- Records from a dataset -
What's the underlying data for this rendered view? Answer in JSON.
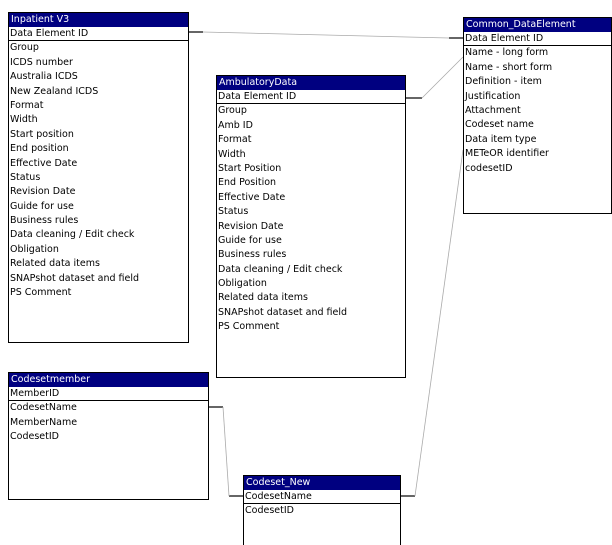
{
  "tables": [
    {
      "key": "inpatient",
      "title": "Inpatient V3",
      "fields": [
        "Data Element ID",
        "Group",
        "ICDS number",
        "Australia ICDS",
        "New Zealand ICDS",
        "Format",
        "Width",
        "Start position",
        "End position",
        "Effective Date",
        "Status",
        "Revision Date",
        "Guide for use",
        "Business rules",
        "Data cleaning / Edit check",
        "Obligation",
        "Related data items",
        "SNAPshot dataset and field",
        "PS Comment"
      ]
    },
    {
      "key": "ambulatory",
      "title": "AmbulatoryData",
      "fields": [
        "Data Element ID",
        "Group",
        "Amb ID",
        "Format",
        "Width",
        "Start Position",
        "End Position",
        "Effective Date",
        "Status",
        "Revision Date",
        "Guide for use",
        "Business rules",
        "Data cleaning / Edit check",
        "Obligation",
        "Related data items",
        "SNAPshot dataset and field",
        "PS Comment"
      ]
    },
    {
      "key": "common",
      "title": "Common_DataElement",
      "fields": [
        "Data Element ID",
        "Name - long form",
        "Name - short form",
        "Definition - item",
        "Justification",
        "Attachment",
        "Codeset name",
        "Data item type",
        "METeOR identifier",
        "codesetID"
      ]
    },
    {
      "key": "codesetmember",
      "title": "Codesetmember",
      "fields": [
        "MemberID",
        "CodesetName",
        "MemberName",
        "CodesetID"
      ]
    },
    {
      "key": "codesetnew",
      "title": "Codeset_New",
      "fields": [
        "CodesetName",
        "CodesetID"
      ]
    }
  ],
  "colors": {
    "title_bar": "#000080",
    "title_text": "#ffffff",
    "border": "#000000",
    "connector": "#999999"
  }
}
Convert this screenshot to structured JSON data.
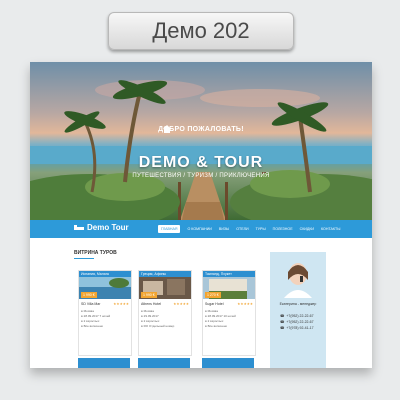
{
  "badge": {
    "label": "Демо 202"
  },
  "hero": {
    "welcome": "ДОБРО ПОЖАЛОВАТЬ!",
    "brand": "DEMO & TOUR",
    "tagline": "ПУТЕШЕСТВИЯ / ТУРИЗМ / ПРИКЛЮЧЕНИЯ"
  },
  "nav": {
    "logo": "Demo Tour",
    "items": [
      "ГЛАВНАЯ",
      "О КОМПАНИИ",
      "ВИЗЫ",
      "ОТЕЛИ",
      "ТУРЫ",
      "ПОЛЕЗНОЕ",
      "СКИДКИ",
      "КОНТАКТЫ"
    ]
  },
  "section": {
    "title": "ВИТРИНА ТУРОВ"
  },
  "cards": [
    {
      "title": "Испания, Малага",
      "price": "1 990 €",
      "name": "SD Villa Mar",
      "stars": "★★★★★",
      "lines": [
        "● Москва",
        "● 28.09.2017 7 ночей",
        "● 2 взрослых",
        "● Все включено"
      ]
    },
    {
      "title": "Греция, Афины",
      "price": "1 990 €",
      "name": "Athens Hotel",
      "stars": "★★★★★",
      "lines": [
        "● Москва",
        "● 29.09.2017",
        "● 2 взрослых",
        "● RO Отдельный номер"
      ]
    },
    {
      "title": "Таиланд, Пхукет",
      "price": "1 270 €",
      "name": "Sugar Hotel",
      "stars": "★★★★★",
      "lines": [
        "● Москва",
        "● 28.09.2017 10 ночей",
        "● 2 взрослых",
        "● Все включено"
      ]
    }
  ],
  "agent": {
    "name": "Екатерина - менеджер",
    "phones": [
      "+7(952) 22-22-67",
      "+7(952) 22-22-67",
      "+7(978) 92-41-17"
    ]
  },
  "colors": {
    "accent": "#2d9ad9",
    "price": "#f2a531",
    "sidebar": "#cfe6f2"
  }
}
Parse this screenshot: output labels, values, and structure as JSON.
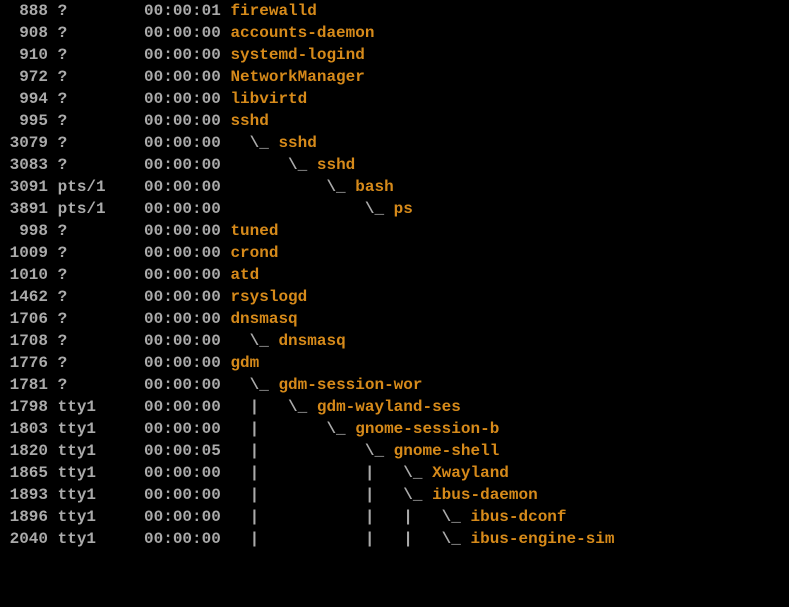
{
  "colors": {
    "grey": "#aaa",
    "orange": "#d68a1a",
    "bg": "#000"
  },
  "rows": [
    {
      "pid": "888",
      "tty": "?",
      "time": "00:00:01",
      "cmd_prefix": "",
      "cmd": "firewalld"
    },
    {
      "pid": "908",
      "tty": "?",
      "time": "00:00:00",
      "cmd_prefix": "",
      "cmd": "accounts-daemon"
    },
    {
      "pid": "910",
      "tty": "?",
      "time": "00:00:00",
      "cmd_prefix": "",
      "cmd": "systemd-logind"
    },
    {
      "pid": "972",
      "tty": "?",
      "time": "00:00:00",
      "cmd_prefix": "",
      "cmd": "NetworkManager"
    },
    {
      "pid": "994",
      "tty": "?",
      "time": "00:00:00",
      "cmd_prefix": "",
      "cmd": "libvirtd"
    },
    {
      "pid": "995",
      "tty": "?",
      "time": "00:00:00",
      "cmd_prefix": "",
      "cmd": "sshd"
    },
    {
      "pid": "3079",
      "tty": "?",
      "time": "00:00:00",
      "cmd_prefix": "  \\_ ",
      "cmd": "sshd"
    },
    {
      "pid": "3083",
      "tty": "?",
      "time": "00:00:00",
      "cmd_prefix": "      \\_ ",
      "cmd": "sshd"
    },
    {
      "pid": "3091",
      "tty": "pts/1",
      "time": "00:00:00",
      "cmd_prefix": "          \\_ ",
      "cmd": "bash"
    },
    {
      "pid": "3891",
      "tty": "pts/1",
      "time": "00:00:00",
      "cmd_prefix": "              \\_ ",
      "cmd": "ps"
    },
    {
      "pid": "998",
      "tty": "?",
      "time": "00:00:00",
      "cmd_prefix": "",
      "cmd": "tuned"
    },
    {
      "pid": "1009",
      "tty": "?",
      "time": "00:00:00",
      "cmd_prefix": "",
      "cmd": "crond"
    },
    {
      "pid": "1010",
      "tty": "?",
      "time": "00:00:00",
      "cmd_prefix": "",
      "cmd": "atd"
    },
    {
      "pid": "1462",
      "tty": "?",
      "time": "00:00:00",
      "cmd_prefix": "",
      "cmd": "rsyslogd"
    },
    {
      "pid": "1706",
      "tty": "?",
      "time": "00:00:00",
      "cmd_prefix": "",
      "cmd": "dnsmasq"
    },
    {
      "pid": "1708",
      "tty": "?",
      "time": "00:00:00",
      "cmd_prefix": "  \\_ ",
      "cmd": "dnsmasq"
    },
    {
      "pid": "1776",
      "tty": "?",
      "time": "00:00:00",
      "cmd_prefix": "",
      "cmd": "gdm"
    },
    {
      "pid": "1781",
      "tty": "?",
      "time": "00:00:00",
      "cmd_prefix": "  \\_ ",
      "cmd": "gdm-session-wor"
    },
    {
      "pid": "1798",
      "tty": "tty1",
      "time": "00:00:00",
      "cmd_prefix": "  |   \\_ ",
      "cmd": "gdm-wayland-ses"
    },
    {
      "pid": "1803",
      "tty": "tty1",
      "time": "00:00:00",
      "cmd_prefix": "  |       \\_ ",
      "cmd": "gnome-session-b"
    },
    {
      "pid": "1820",
      "tty": "tty1",
      "time": "00:00:05",
      "cmd_prefix": "  |           \\_ ",
      "cmd": "gnome-shell"
    },
    {
      "pid": "1865",
      "tty": "tty1",
      "time": "00:00:00",
      "cmd_prefix": "  |           |   \\_ ",
      "cmd": "Xwayland"
    },
    {
      "pid": "1893",
      "tty": "tty1",
      "time": "00:00:00",
      "cmd_prefix": "  |           |   \\_ ",
      "cmd": "ibus-daemon"
    },
    {
      "pid": "1896",
      "tty": "tty1",
      "time": "00:00:00",
      "cmd_prefix": "  |           |   |   \\_ ",
      "cmd": "ibus-dconf"
    },
    {
      "pid": "2040",
      "tty": "tty1",
      "time": "00:00:00",
      "cmd_prefix": "  |           |   |   \\_ ",
      "cmd": "ibus-engine-sim"
    }
  ]
}
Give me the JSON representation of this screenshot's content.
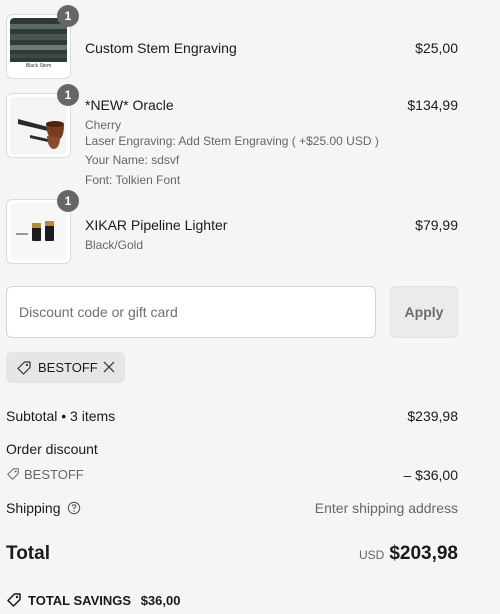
{
  "items": [
    {
      "name": "Custom Stem Engraving",
      "price": "$25,00",
      "quantity": "1",
      "image_caption": "Black Stem",
      "meta": []
    },
    {
      "name": "*NEW* Oracle",
      "price": "$134,99",
      "quantity": "1",
      "image_caption": "",
      "meta": [
        "Cherry",
        "Laser Engraving: Add Stem Engraving ( +$25.00 USD )",
        "Your Name: sdsvf",
        "Font: Tolkien Font"
      ]
    },
    {
      "name": "XIKAR Pipeline Lighter",
      "price": "$79,99",
      "quantity": "1",
      "image_caption": "",
      "meta": [
        "Black/Gold"
      ]
    }
  ],
  "discount": {
    "placeholder": "Discount code or gift card",
    "apply_label": "Apply",
    "applied_code": "BESTOFF"
  },
  "summary": {
    "subtotal_label": "Subtotal • 3 items",
    "subtotal_value": "$239,98",
    "order_discount_label": "Order discount",
    "discount_code": "BESTOFF",
    "discount_value": "– $36,00",
    "shipping_label": "Shipping",
    "shipping_value": "Enter shipping address",
    "total_label": "Total",
    "currency": "USD",
    "total_value": "$203,98",
    "savings_label": "TOTAL SAVINGS",
    "savings_value": "$36,00"
  }
}
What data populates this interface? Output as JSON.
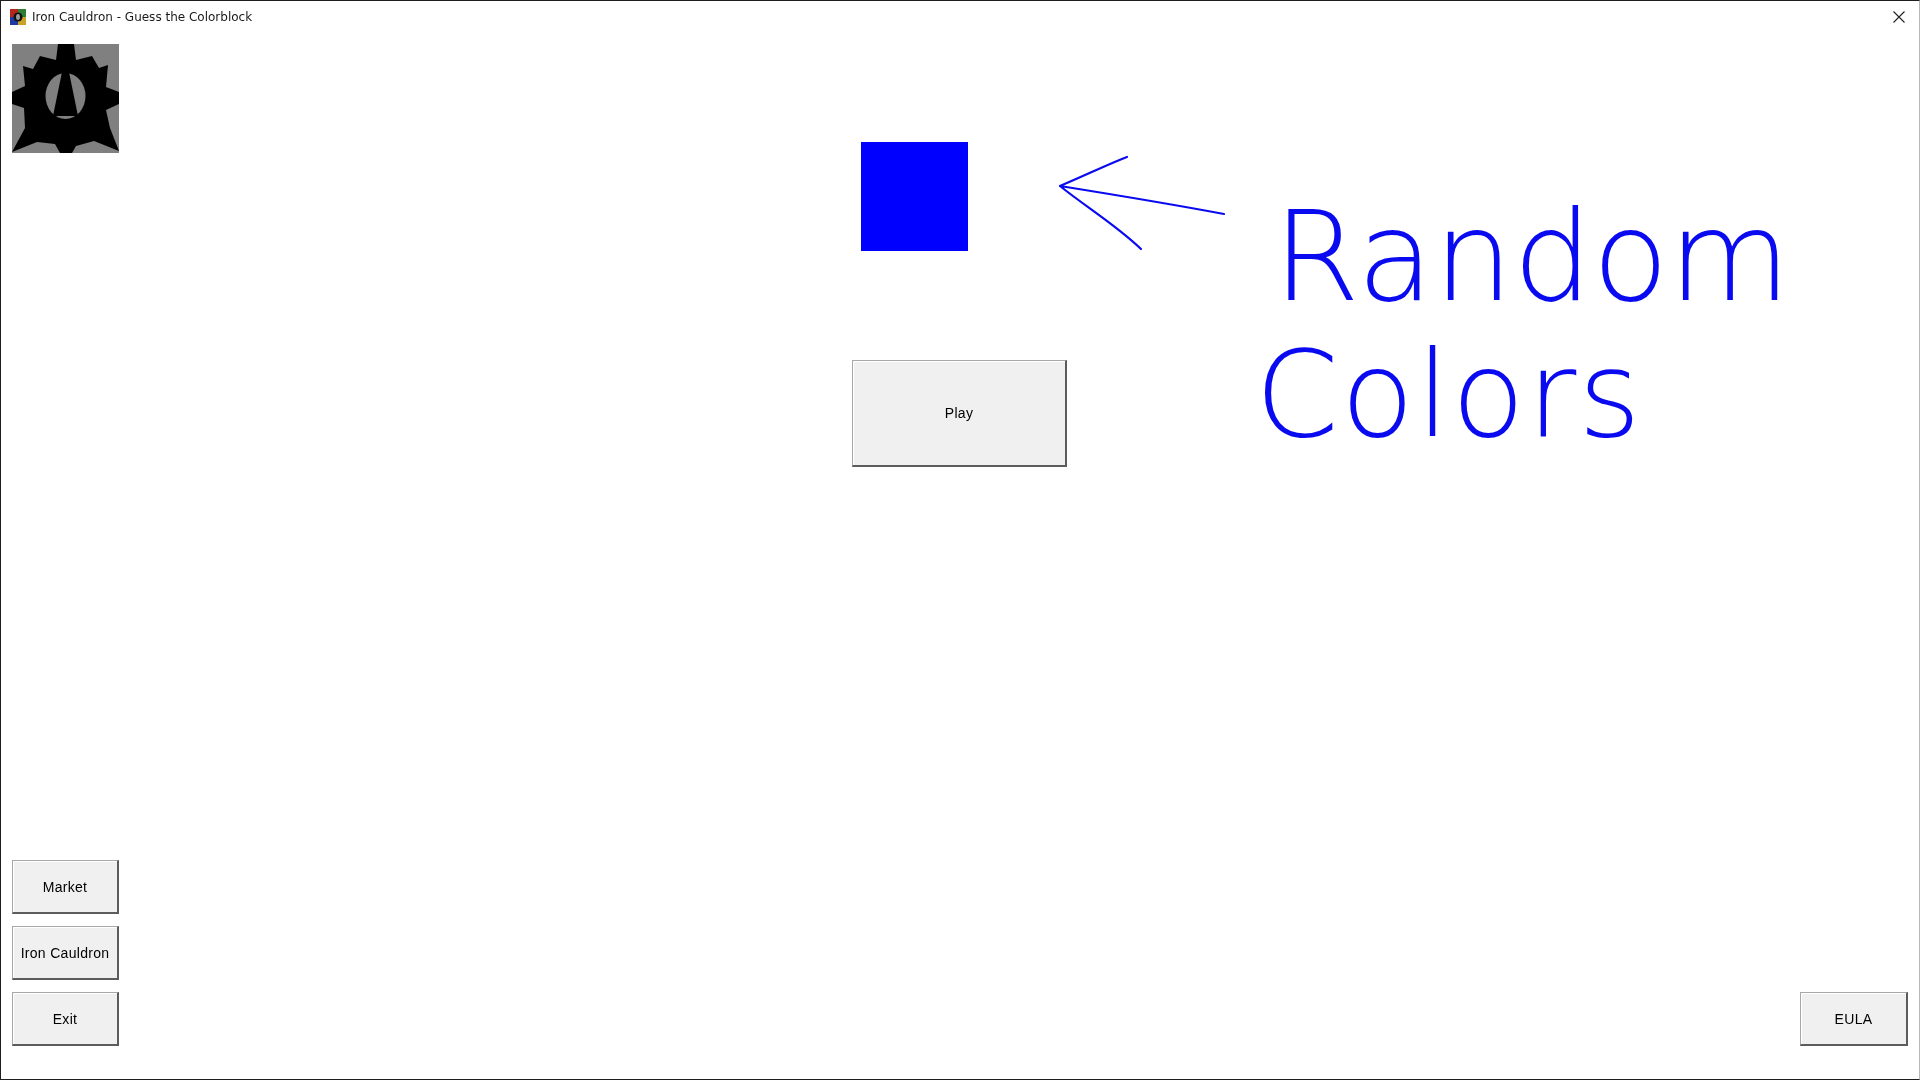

- What is needed -
Each line containing the word "ibus" counts once; report the total alone.

- Result of the exercise -
3